START RECORDS SUPPLIED
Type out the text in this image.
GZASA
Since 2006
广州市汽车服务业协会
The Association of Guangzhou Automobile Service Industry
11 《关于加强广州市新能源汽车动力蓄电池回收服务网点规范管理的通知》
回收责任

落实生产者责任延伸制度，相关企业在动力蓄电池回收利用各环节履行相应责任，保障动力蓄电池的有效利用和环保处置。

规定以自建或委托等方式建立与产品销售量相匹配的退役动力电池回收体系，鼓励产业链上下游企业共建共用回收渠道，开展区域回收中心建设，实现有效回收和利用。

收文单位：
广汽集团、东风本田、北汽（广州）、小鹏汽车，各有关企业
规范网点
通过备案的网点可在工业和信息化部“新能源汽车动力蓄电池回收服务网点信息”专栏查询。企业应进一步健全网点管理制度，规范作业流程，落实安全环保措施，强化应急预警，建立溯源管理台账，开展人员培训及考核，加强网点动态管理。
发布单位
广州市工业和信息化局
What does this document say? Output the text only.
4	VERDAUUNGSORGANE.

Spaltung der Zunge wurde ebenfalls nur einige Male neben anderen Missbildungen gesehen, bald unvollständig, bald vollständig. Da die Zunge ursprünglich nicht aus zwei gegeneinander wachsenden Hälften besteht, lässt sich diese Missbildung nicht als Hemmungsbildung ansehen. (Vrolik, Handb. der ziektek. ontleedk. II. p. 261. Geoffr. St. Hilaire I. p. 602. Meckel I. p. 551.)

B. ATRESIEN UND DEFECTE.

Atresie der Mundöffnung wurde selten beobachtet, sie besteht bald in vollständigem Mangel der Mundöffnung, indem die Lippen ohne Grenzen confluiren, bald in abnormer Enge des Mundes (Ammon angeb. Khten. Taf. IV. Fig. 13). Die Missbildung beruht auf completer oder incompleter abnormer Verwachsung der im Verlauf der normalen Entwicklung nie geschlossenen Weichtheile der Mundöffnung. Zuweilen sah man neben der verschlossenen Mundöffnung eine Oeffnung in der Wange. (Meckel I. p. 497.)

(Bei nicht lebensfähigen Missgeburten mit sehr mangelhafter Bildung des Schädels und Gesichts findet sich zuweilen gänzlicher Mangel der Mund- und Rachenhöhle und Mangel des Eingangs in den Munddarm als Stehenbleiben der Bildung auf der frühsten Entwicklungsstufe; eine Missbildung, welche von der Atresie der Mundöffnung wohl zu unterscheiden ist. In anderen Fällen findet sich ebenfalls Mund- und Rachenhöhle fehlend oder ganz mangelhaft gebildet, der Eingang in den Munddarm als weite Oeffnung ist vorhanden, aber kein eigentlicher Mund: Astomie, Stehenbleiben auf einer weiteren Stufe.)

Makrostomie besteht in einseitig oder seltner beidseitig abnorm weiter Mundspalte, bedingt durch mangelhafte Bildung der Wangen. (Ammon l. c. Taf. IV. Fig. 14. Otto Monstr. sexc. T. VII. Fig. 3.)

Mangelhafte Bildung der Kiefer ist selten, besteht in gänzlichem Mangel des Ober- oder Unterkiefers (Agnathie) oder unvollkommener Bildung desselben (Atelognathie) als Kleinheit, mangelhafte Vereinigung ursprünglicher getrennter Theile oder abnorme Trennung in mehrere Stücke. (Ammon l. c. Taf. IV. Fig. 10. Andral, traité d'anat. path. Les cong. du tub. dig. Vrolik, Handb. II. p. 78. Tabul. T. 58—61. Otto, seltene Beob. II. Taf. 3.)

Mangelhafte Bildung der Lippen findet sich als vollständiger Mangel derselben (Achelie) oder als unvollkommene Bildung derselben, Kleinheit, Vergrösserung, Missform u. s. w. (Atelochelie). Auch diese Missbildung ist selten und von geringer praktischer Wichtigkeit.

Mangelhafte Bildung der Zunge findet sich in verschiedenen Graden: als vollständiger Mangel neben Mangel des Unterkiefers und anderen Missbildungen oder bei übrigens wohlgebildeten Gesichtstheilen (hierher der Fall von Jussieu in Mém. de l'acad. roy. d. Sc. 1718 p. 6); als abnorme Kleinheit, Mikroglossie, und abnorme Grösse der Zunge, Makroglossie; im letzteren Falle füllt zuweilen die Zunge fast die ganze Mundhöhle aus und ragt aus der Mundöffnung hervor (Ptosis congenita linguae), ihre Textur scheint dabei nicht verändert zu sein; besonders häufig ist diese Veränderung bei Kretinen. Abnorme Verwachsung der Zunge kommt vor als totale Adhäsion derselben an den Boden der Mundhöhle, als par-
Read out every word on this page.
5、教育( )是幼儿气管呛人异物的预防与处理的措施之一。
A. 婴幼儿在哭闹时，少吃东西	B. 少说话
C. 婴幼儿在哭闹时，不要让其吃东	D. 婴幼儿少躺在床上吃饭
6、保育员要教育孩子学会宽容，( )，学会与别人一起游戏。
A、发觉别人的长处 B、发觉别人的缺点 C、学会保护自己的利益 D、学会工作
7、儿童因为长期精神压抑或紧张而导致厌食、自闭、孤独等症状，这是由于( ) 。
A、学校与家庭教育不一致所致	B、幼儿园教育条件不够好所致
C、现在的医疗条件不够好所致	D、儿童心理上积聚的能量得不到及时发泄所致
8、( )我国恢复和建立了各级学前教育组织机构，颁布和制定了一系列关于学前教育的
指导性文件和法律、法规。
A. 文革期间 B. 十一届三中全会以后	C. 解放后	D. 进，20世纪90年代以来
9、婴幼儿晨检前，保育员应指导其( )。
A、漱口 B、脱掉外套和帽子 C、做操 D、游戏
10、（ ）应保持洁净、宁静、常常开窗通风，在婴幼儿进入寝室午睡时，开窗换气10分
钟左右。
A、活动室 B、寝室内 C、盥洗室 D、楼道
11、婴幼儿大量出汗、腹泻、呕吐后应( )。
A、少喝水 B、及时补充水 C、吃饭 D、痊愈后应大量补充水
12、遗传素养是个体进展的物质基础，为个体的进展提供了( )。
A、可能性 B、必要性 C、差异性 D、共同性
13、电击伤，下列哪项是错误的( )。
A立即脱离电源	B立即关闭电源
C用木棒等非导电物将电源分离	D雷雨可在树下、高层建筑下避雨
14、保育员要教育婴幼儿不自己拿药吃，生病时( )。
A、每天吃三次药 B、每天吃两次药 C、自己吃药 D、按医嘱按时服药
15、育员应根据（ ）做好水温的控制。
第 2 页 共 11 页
END RECORDS SUPPLIED
◆ **REQUIREMENTS**: Please copy out each record, character for character.

◆ **RESPONSE TO THIS TASK**:
Type out the text in this image.
GZASA
Since 2006
广州市汽车服务业协会
The Association of Guangzhou Automobile Service Industry
11 《关于加强广州市新能源汽车动力蓄电池回收服务网点规范管理的通知》
回收责任

落实生产者责任延伸制度，相关企业在动力蓄电池回收利用各环节履行相应责任，保障动力蓄电池的有效利用和环保处置。

规定以自建或委托等方式建立与产品销售量相匹配的退役动力电池回收体系，鼓励产业链上下游企业共建共用回收渠道，开展区域回收中心建设，实现有效回收和利用。

收文单位：
广汽集团、东风本田、北汽（广州）、小鹏汽车，各有关企业
规范网点
通过备案的网点可在工业和信息化部“新能源汽车动力蓄电池回收服务网点信息”专栏查询。企业应进一步健全网点管理制度，规范作业流程，落实安全环保措施，强化应急预警，建立溯源管理台账，开展人员培训及考核，加强网点动态管理。
发布单位
广州市工业和信息化局
What does this document say? Output the text only.
4	VERDAUUNGSORGANE.

Spaltung der Zunge wurde ebenfalls nur einige Male neben anderen Missbildungen gesehen, bald unvollständig, bald vollständig. Da die Zunge ursprünglich nicht aus zwei gegeneinander wachsenden Hälften besteht, lässt sich diese Missbildung nicht als Hemmungsbildung ansehen. (Vrolik, Handb. der ziektek. ontleedk. II. p. 261. Geoffr. St. Hilaire I. p. 602. Meckel I. p. 551.)

B. ATRESIEN UND DEFECTE.

Atresie der Mundöffnung wurde selten beobachtet, sie besteht bald in vollständigem Mangel der Mundöffnung, indem die Lippen ohne Grenzen confluiren, bald in abnormer Enge des Mundes (Ammon angeb. Khten. Taf. IV. Fig. 13). Die Missbildung beruht auf completer oder incompleter abnormer Verwachsung der im Verlauf der normalen Entwicklung nie geschlossenen Weichtheile der Mundöffnung. Zuweilen sah man neben der verschlossenen Mundöffnung eine Oeffnung in der Wange. (Meckel I. p. 497.)

(Bei nicht lebensfähigen Missgeburten mit sehr mangelhafter Bildung des Schädels und Gesichts findet sich zuweilen gänzlicher Mangel der Mund- und Rachenhöhle und Mangel des Eingangs in den Munddarm als Stehenbleiben der Bildung auf der frühsten Entwicklungsstufe; eine Missbildung, welche von der Atresie der Mundöffnung wohl zu unterscheiden ist. In anderen Fällen findet sich ebenfalls Mund- und Rachenhöhle fehlend oder ganz mangelhaft gebildet, der Eingang in den Munddarm als weite Oeffnung ist vorhanden, aber kein eigentlicher Mund: Astomie, Stehenbleiben auf einer weiteren Stufe.)

Makrostomie besteht in einseitig oder seltner beidseitig abnorm weiter Mundspalte, bedingt durch mangelhafte Bildung der Wangen. (Ammon l. c. Taf. IV. Fig. 14. Otto Monstr. sexc. T. VII. Fig. 3.)

Mangelhafte Bildung der Kiefer ist selten, besteht in gänzlichem Mangel des Ober- oder Unterkiefers (Agnathie) oder unvollkommener Bildung desselben (Atelognathie) als Kleinheit, mangelhafte Vereinigung ursprünglicher getrennter Theile oder abnorme Trennung in mehrere Stücke. (Ammon l. c. Taf. IV. Fig. 10. Andral, traité d'anat. path. Les cong. du tub. dig. Vrolik, Handb. II. p. 78. Tabul. T. 58—61. Otto, seltene Beob. II. Taf. 3.)

Mangelhafte Bildung der Lippen findet sich als vollständiger Mangel derselben (Achelie) oder als unvollkommene Bildung derselben, Kleinheit, Vergrösserung, Missform u. s. w. (Atelochelie). Auch diese Missbildung ist selten und von geringer praktischer Wichtigkeit.

Mangelhafte Bildung der Zunge findet sich in verschiedenen Graden: als vollständiger Mangel neben Mangel des Unterkiefers und anderen Missbildungen oder bei übrigens wohlgebildeten Gesichtstheilen (hierher der Fall von Jussieu in Mém. de l'acad. roy. d. Sc. 1718 p. 6); als abnorme Kleinheit, Mikroglossie, und abnorme Grösse der Zunge, Makroglossie; im letzteren Falle füllt zuweilen die Zunge fast die ganze Mundhöhle aus und ragt aus der Mundöffnung hervor (Ptosis congenita linguae), ihre Textur scheint dabei nicht verändert zu sein; besonders häufig ist diese Veränderung bei Kretinen. Abnorme Verwachsung der Zunge kommt vor als totale Adhäsion derselben an den Boden der Mundhöhle, als par-
Read out every word on this page.
5、教育( )是幼儿气管呛人异物的预防与处理的措施之一。
A. 婴幼儿在哭闹时，少吃东西	B. 少说话
C. 婴幼儿在哭闹时，不要让其吃东	D. 婴幼儿少躺在床上吃饭
6、保育员要教育孩子学会宽容，( )，学会与别人一起游戏。
A、发觉别人的长处 B、发觉别人的缺点 C、学会保护自己的利益 D、学会工作
7、儿童因为长期精神压抑或紧张而导致厌食、自闭、孤独等症状，这是由于( ) 。
A、学校与家庭教育不一致所致	B、幼儿园教育条件不够好所致
C、现在的医疗条件不够好所致	D、儿童心理上积聚的能量得不到及时发泄所致
8、( )我国恢复和建立了各级学前教育组织机构，颁布和制定了一系列关于学前教育的
指导性文件和法律、法规。
A. 文革期间 B. 十一届三中全会以后	C. 解放后	D. 进，20世纪90年代以来
9、婴幼儿晨检前，保育员应指导其( )。
A、漱口 B、脱掉外套和帽子 C、做操 D、游戏
10、（ ）应保持洁净、宁静、常常开窗通风，在婴幼儿进入寝室午睡时，开窗换气10分
钟左右。
A、活动室 B、寝室内 C、盥洗室 D、楼道
11、婴幼儿大量出汗、腹泻、呕吐后应( )。
A、少喝水 B、及时补充水 C、吃饭 D、痊愈后应大量补充水
12、遗传素养是个体进展的物质基础，为个体的进展提供了( )。
A、可能性 B、必要性 C、差异性 D、共同性
13、电击伤，下列哪项是错误的( )。
A立即脱离电源	B立即关闭电源
C用木棒等非导电物将电源分离	D雷雨可在树下、高层建筑下避雨
14、保育员要教育婴幼儿不自己拿药吃，生病时( )。
A、每天吃三次药 B、每天吃两次药 C、自己吃药 D、按医嘱按时服药
15、育员应根据（ ）做好水温的控制。
第 2 页 共 11 页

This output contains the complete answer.